- _Data excerpts_:

►

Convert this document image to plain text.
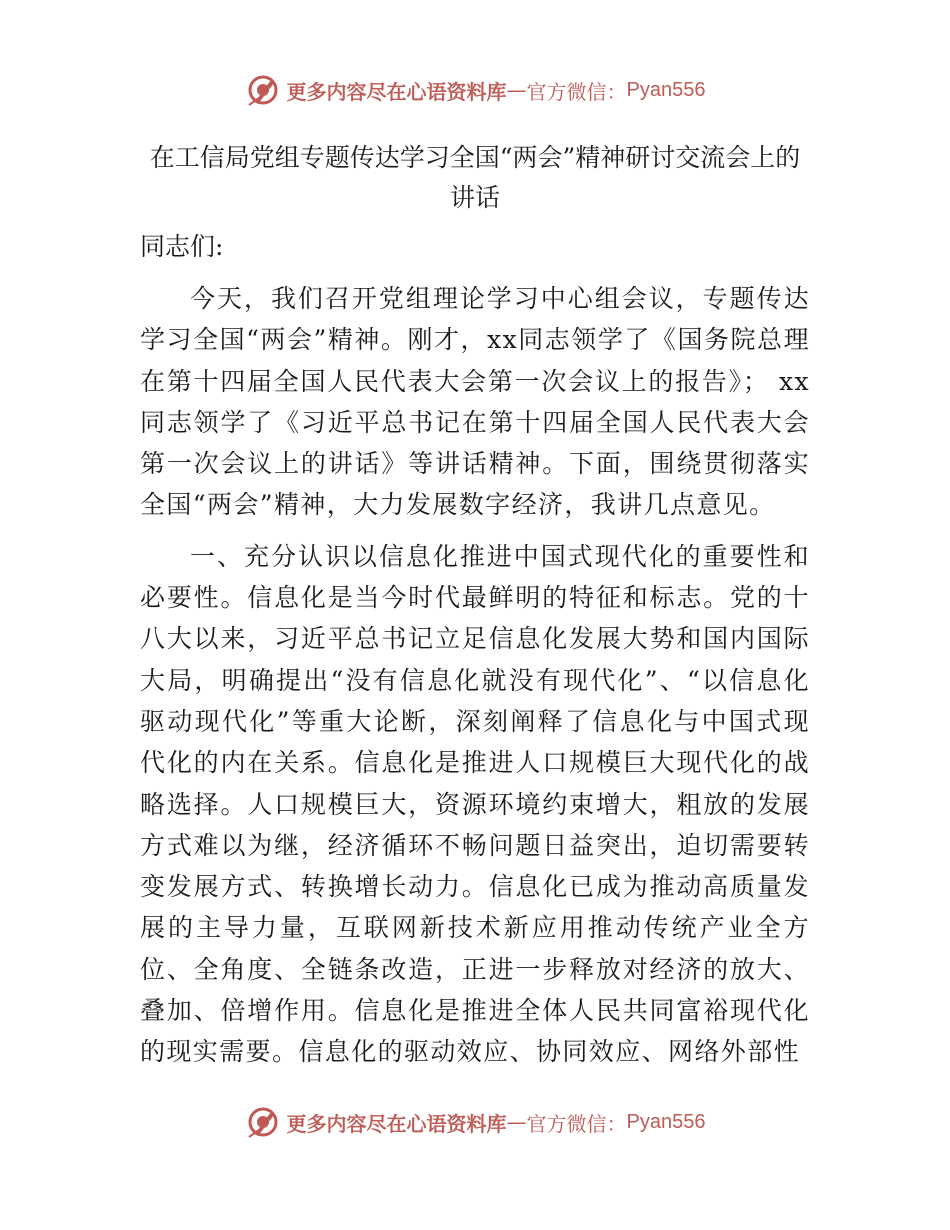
更多内容尽在心语资料库 — 官方微信： Pyan556
在工信局党组专题传达学习全国“两会”精神研讨交流会上的讲话

同志们:

今天，我们召开党组理论学习中心组会议，专题传达学习全国“两会”精神。刚才，xx同志领学了《国务院总理在第十四届全国人民代表大会第一次会议上的报告》； xx同志领学了《习近平总书记在第十四届全国人民代表大会第一次会议上的讲话》等讲话精神。下面，围绕贯彻落实全国“两会”精神，大力发展数字经济，我讲几点意见。

一、充分认识以信息化推进中国式现代化的重要性和必要性。信息化是当今时代最鲜明的特征和标志。党的十八大以来，习近平总书记立足信息化发展大势和国内国际大局，明确提出“没有信息化就没有现代化”、“以信息化驱动现代化”等重大论断，深刻阐释了信息化与中国式现代化的内在关系。信息化是推进人口规模巨大现代化的战略选择。人口规模巨大，资源环境约束增大，粗放的发展方式难以为继，经济循环不畅问题日益突出，迫切需要转变发展方式、转换增长动力。信息化已成为推动高质量发展的主导力量，互联网新技术新应用推动传统产业全方位、全角度、全链条改造，正进一步释放对经济的放大、叠加、倍增作用。信息化是推进全体人民共同富裕现代化的现实需要。信息化的驱动效应、协同效应、网络外部性

更多内容尽在心语资料库 — 官方微信： Pyan556
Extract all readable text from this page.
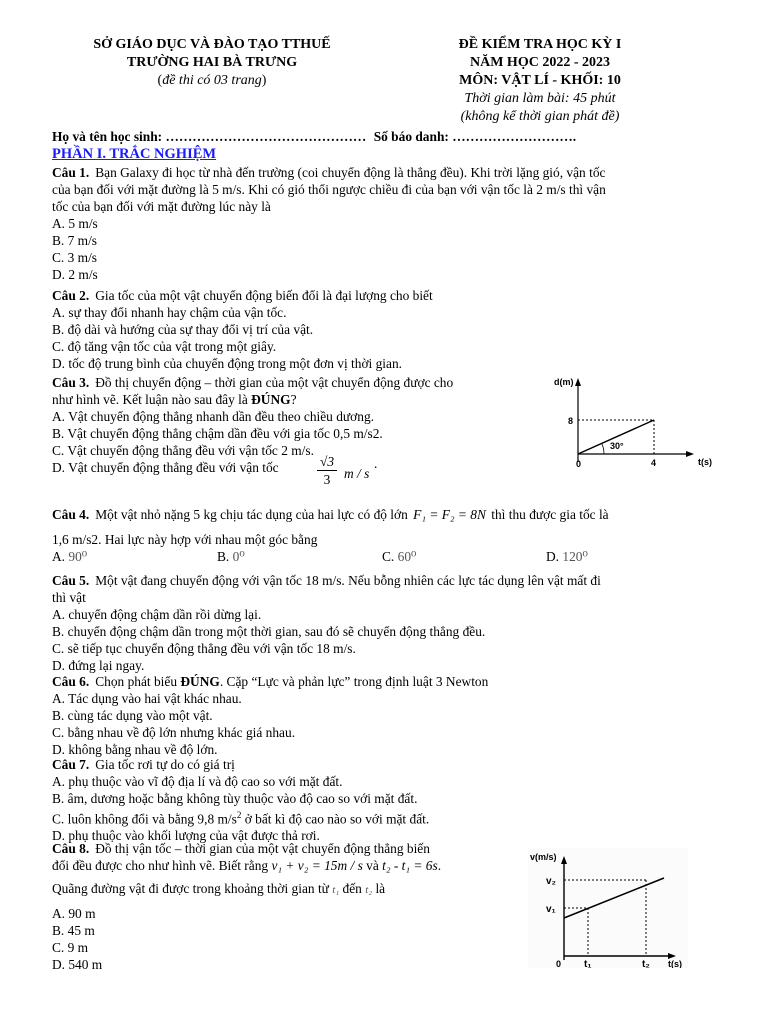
SỞ GIÁO DỤC VÀ ĐÀO TẠO TTHUẾ
TRƯỜNG HAI BÀ TRƯNG
(đề thi có 03 trang)
ĐỀ KIỂM TRA HỌC KỲ I
NĂM HỌC 2022 - 2023
MÔN: VẬT LÍ - KHỐI: 10
Thời gian làm bài: 45 phút
(không kể thời gian phát đề)
Họ và tên học sinh: ……………………………………… Số báo danh: ……………………….
PHẦN I. TRẮC NGHIỆM
Câu 1. Bạn Galaxy đi học từ nhà đến trường (coi chuyển động là thẳng đều). Khi trời lặng gió, vận tốc
của bạn đối với mặt đường là 5 m/s. Khi có gió thổi ngược chiều đi của bạn với vận tốc là 2 m/s thì vận
tốc của bạn đối với mặt đường lúc này là
A. 5 m/s
B. 7 m/s
C. 3 m/s
D. 2 m/s
Câu 2. Gia tốc của một vật chuyển động biến đổi là đại lượng cho biết
A. sự thay đổi nhanh hay chậm của vận tốc.
B. độ dài và hướng của sự thay đổi vị trí của vật.
C. độ tăng vận tốc của vật trong một giây.
D. tốc độ trung bình của chuyển động trong một đơn vị thời gian.
Câu 3. Đồ thị chuyển động – thời gian của một vật chuyển động được cho
như hình vẽ. Kết luận nào sau đây là ĐÚNG?
A. Vật chuyển động thẳng nhanh dần đều theo chiều dương.
B. Vật chuyển động thẳng chậm dần đều với gia tốc 0,5 m/s2.
C. Vật chuyển động thẳng đều với vận tốc 2 m/s.
D. Vật chuyển động thẳng đều với vận tốc	√3
3	m / s
.
d(m)
t(s)
8
4
0
30°
Câu 4. Một vật nhỏ nặng 5 kg chịu tác dụng của hai lực có độ lớn F₁ = F₂ = 8N thì thu được gia tốc là
1,6 m/s2. Hai lực này hợp với nhau một góc bằng
A. 90⁰	B. 0⁰	C. 60⁰	D. 120⁰
Câu 5. Một vật đang chuyển động với vận tốc 18 m/s. Nếu bỗng nhiên các lực tác dụng lên vật mất đi
thì vật
A. chuyển động chậm dần rồi dừng lại.
B. chuyển động chậm dần trong một thời gian, sau đó sẽ chuyển động thẳng đều.
C. sẽ tiếp tục chuyển động thẳng đều với vận tốc 18 m/s.
D. đứng lại ngay.
Câu 6. Chọn phát biểu ĐÚNG. Cặp “Lực và phản lực” trong định luật 3 Newton
A. Tác dụng vào hai vật khác nhau.
B. cùng tác dụng vào một vật.
C. bằng nhau về độ lớn nhưng khác giá nhau.
D. không bằng nhau về độ lớn.
Câu 7. Gia tốc rơi tự do có giá trị
A. phụ thuộc vào vĩ độ địa lí và độ cao so với mặt đất.
B. âm, dương hoặc bằng không tùy thuộc vào độ cao so với mặt đất.
C. luôn không đổi và bằng 9,8 $m/s^2$ ở bất kì độ cao nào so với mặt đất.
D. phụ thuộc vào khối lượng của vật được thả rơi.
Câu 8. Đồ thị vận tốc – thời gian của một vật chuyển động thẳng biến
đổi đều được cho như hình vẽ. Biết rằng v₁ + v₂ = 15m / s và t₂ - t₁ = 6s.
Quãng đường vật đi được trong khoảng thời gian từ t₁ đến t₂ là
A. 90 m
B. 45 m
C. 9 m
D. 540 m
v(m/s)
t(s)
v₂
v₁
t₁	t₂
0
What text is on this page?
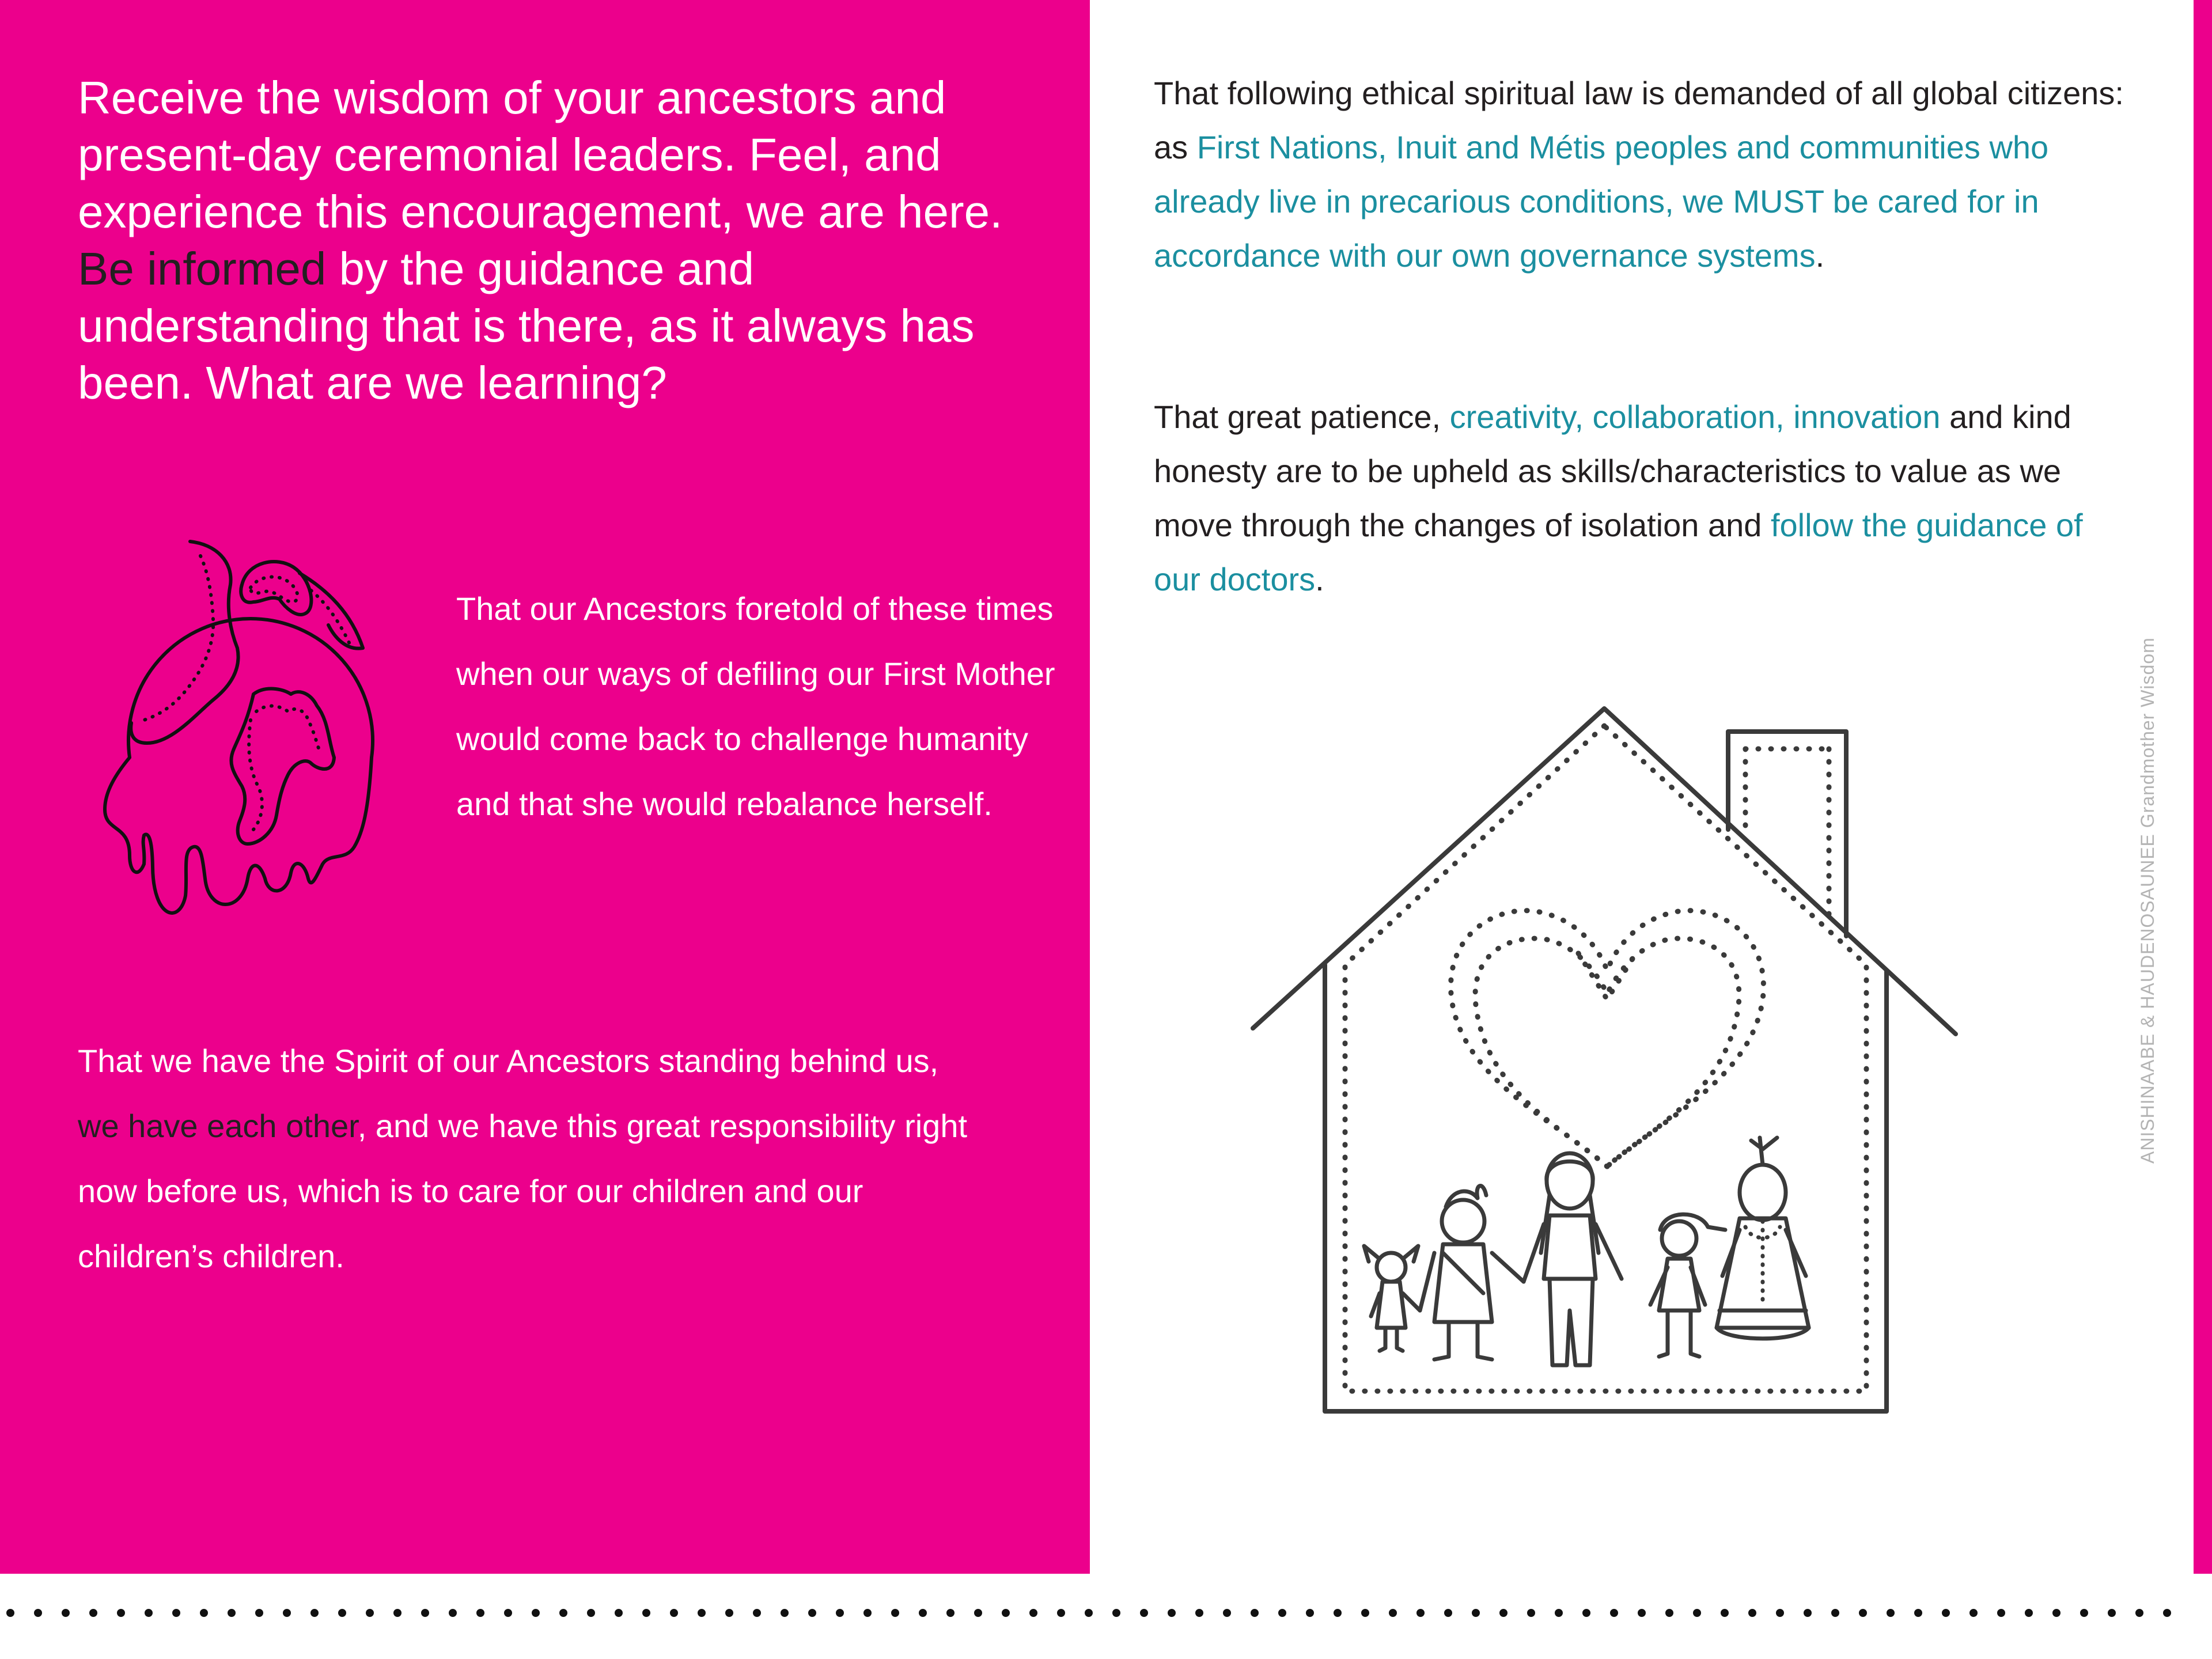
Receive the wisdom of your ancestors and present-day ceremonial leaders. Feel, and experience this encouragement, we are here. Be informed by the guidance and understanding that is there, as it always has been. What are we learning?

That our Ancestors foretold of these times when our ways of defiling our First Mother would come back to challenge humanity and that she would rebalance herself.

That we have the Spirit of our Ancestors standing behind us, we have each other, and we have this great responsibility right now before us, which is to care for our children and our children’s children.

That following ethical spiritual law is demanded of all global citizens: as First Nations, Inuit and Métis peoples and communities who already live in precarious conditions, we MUST be cared for in accordance with our own governance systems.

That great patience, creativity, collaboration, innovation and kind honesty are to be upheld as skills/characteristics to value as we move through the changes of isolation and follow the guidance of our doctors.

ANISHINAABE & HAUDENOSAUNEE Grandmother Wisdom
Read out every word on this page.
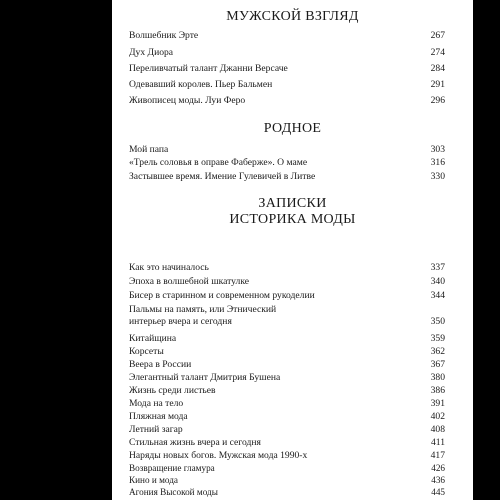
МУЖСКОЙ ВЗГЛЯД
Волшебник Эрте	267
Дух Диора	274
Переливчатый талант Джанни Версаче	284
Одевавший королев. Пьер Бальмен	291
Живописец моды. Луи Феро	296
РОДНОЕ
Мой папа	303
«Трель соловья в оправе Фаберже». О маме	316
Застывшее время. Имение Гулевичей в Литве	330
ЗАПИСКИ
ИСТОРИКА МОДЫ
Как это начиналось	337
Эпоха в волшебной шкатулке	340
Бисер в старинном и современном рукоделии	344
Пальмы на память, или Этнический
интерьер вчера и сегодня	350
Китайщина	359
Корсеты	362
Веера в России	367
Элегантный талант Дмитрия Бушена	380
Жизнь среди листьев	386
Мода на тело	391
Пляжная мода	402
Летний загар	408
Стильная жизнь вчера и сегодня	411
Наряды новых богов. Мужская мода 1990-х	417
Возвращение гламура	426
Кино и мода	436
Агония Высокой моды	445
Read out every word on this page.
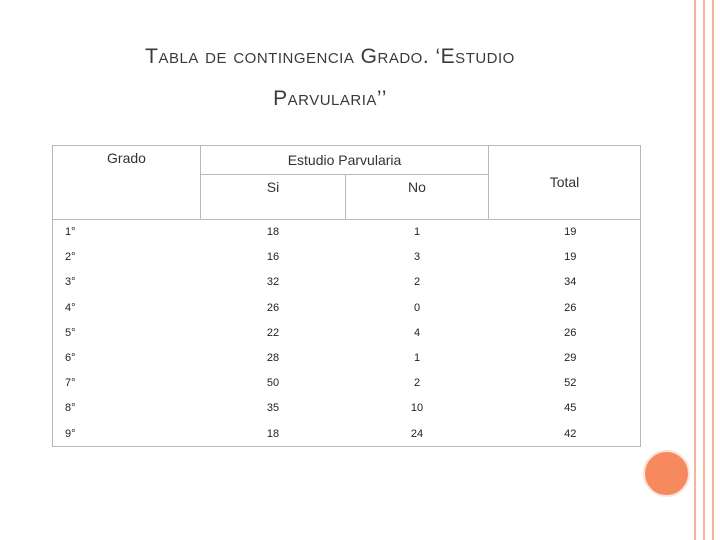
Tabla de contingencia Grado. ‘Estudio
Parvularia’’
Grado	Estudio Parvularia		
	Si	No	Total
1°	18	1	19
2°	16	3	19
3°	32	2	34
4°	26	0	26
5°	22	4	26
6°	28	1	29
7°	50	2	52
8°	35	10	45
9°	18	24	42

◄

- _EXERCISE_: Extract, from the material above, each line holding the word "great".

- _FINISHED TASK_:
That we have the Spirit of our Ancestors standing behind us, we have each other, and we have this great responsibility right now before us, which is to care for our children and our children’s children.
That great patience, creativity, collaboration, innovation and kind honesty are to be upheld as skills/characteristics to value as we move through the changes of isolation and follow the guidance of our doctors.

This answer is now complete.